(Stored data)
★ ★ ★ ★ ★ ★ ★

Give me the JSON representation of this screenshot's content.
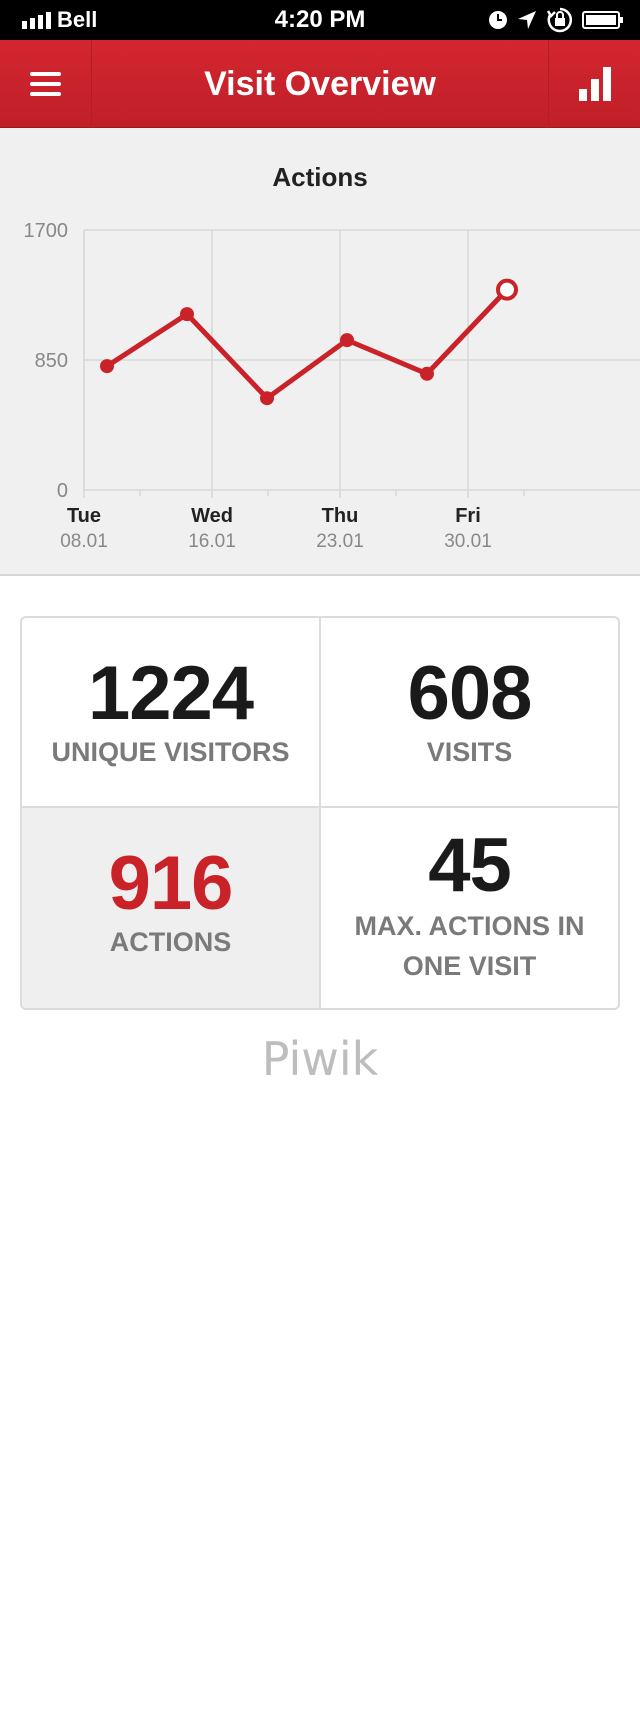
{
  "status_bar": {
    "carrier": "Bell",
    "time": "4:20 PM",
    "icons": [
      "signal-icon",
      "clock-icon",
      "location-arrow-icon",
      "rotation-lock-icon",
      "battery-icon"
    ]
  },
  "nav": {
    "title": "Visit Overview",
    "menu_icon": "hamburger-menu-icon",
    "chart_icon": "bar-chart-icon"
  },
  "chart_data": {
    "type": "line",
    "title": "Actions",
    "xlabel": "",
    "ylabel": "",
    "ylim": [
      0,
      1700
    ],
    "y_ticks": [
      0,
      850,
      1700
    ],
    "x_tick_labels": [
      {
        "day": "Tue",
        "date": "08.01"
      },
      {
        "day": "Wed",
        "date": "16.01"
      },
      {
        "day": "Thu",
        "date": "23.01"
      },
      {
        "day": "Fri",
        "date": "30.01"
      }
    ],
    "x": [
      "09.01",
      "14.01",
      "19.01",
      "24.01",
      "29.01",
      "02.02"
    ],
    "series": [
      {
        "values": [
          810,
          1150,
          600,
          980,
          760,
          1310
        ],
        "color": "#c92229"
      }
    ],
    "grid": true,
    "legend": "none"
  },
  "stats": [
    {
      "value": "1224",
      "label": "UNIQUE VISITORS"
    },
    {
      "value": "608",
      "label": "VISITS"
    },
    {
      "value": "916",
      "label": "ACTIONS"
    },
    {
      "value": "45",
      "label_line1": "MAX. ACTIONS IN",
      "label_line2": "ONE VISIT"
    }
  ],
  "footer": {
    "brand": "Piwik"
  },
  "colors": {
    "accent": "#c92229",
    "panel": "#f0f0f0"
  }
}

★ ★ ★ ★ ★ ★ ★

> **Prompt**: Print the whole listing above once more, word for word, without its pictures.

> **Answer for this exercise**:
Give me the JSON representation of this screenshot's content.
{
  "status_bar": {
    "carrier": "Bell",
    "time": "4:20 PM",
    "icons": [
      "signal-icon",
      "clock-icon",
      "location-arrow-icon",
      "rotation-lock-icon",
      "battery-icon"
    ]
  },
  "nav": {
    "title": "Visit Overview",
    "menu_icon": "hamburger-menu-icon",
    "chart_icon": "bar-chart-icon"
  },
  "chart_data": {
    "type": "line",
    "title": "Actions",
    "xlabel": "",
    "ylabel": "",
    "ylim": [
      0,
      1700
    ],
    "y_ticks": [
      0,
      850,
      1700
    ],
    "x_tick_labels": [
      {
        "day": "Tue",
        "date": "08.01"
      },
      {
        "day": "Wed",
        "date": "16.01"
      },
      {
        "day": "Thu",
        "date": "23.01"
      },
      {
        "day": "Fri",
        "date": "30.01"
      }
    ],
    "x": [
      "09.01",
      "14.01",
      "19.01",
      "24.01",
      "29.01",
      "02.02"
    ],
    "series": [
      {
        "values": [
          810,
          1150,
          600,
          980,
          760,
          1310
        ],
        "color": "#c92229"
      }
    ],
    "grid": true,
    "legend": "none"
  },
  "stats": [
    {
      "value": "1224",
      "label": "UNIQUE VISITORS"
    },
    {
      "value": "608",
      "label": "VISITS"
    },
    {
      "value": "916",
      "label": "ACTIONS"
    },
    {
      "value": "45",
      "label_line1": "MAX. ACTIONS IN",
      "label_line2": "ONE VISIT"
    }
  ],
  "footer": {
    "brand": "Piwik"
  },
  "colors": {
    "accent": "#c92229",
    "panel": "#f0f0f0"
  }
}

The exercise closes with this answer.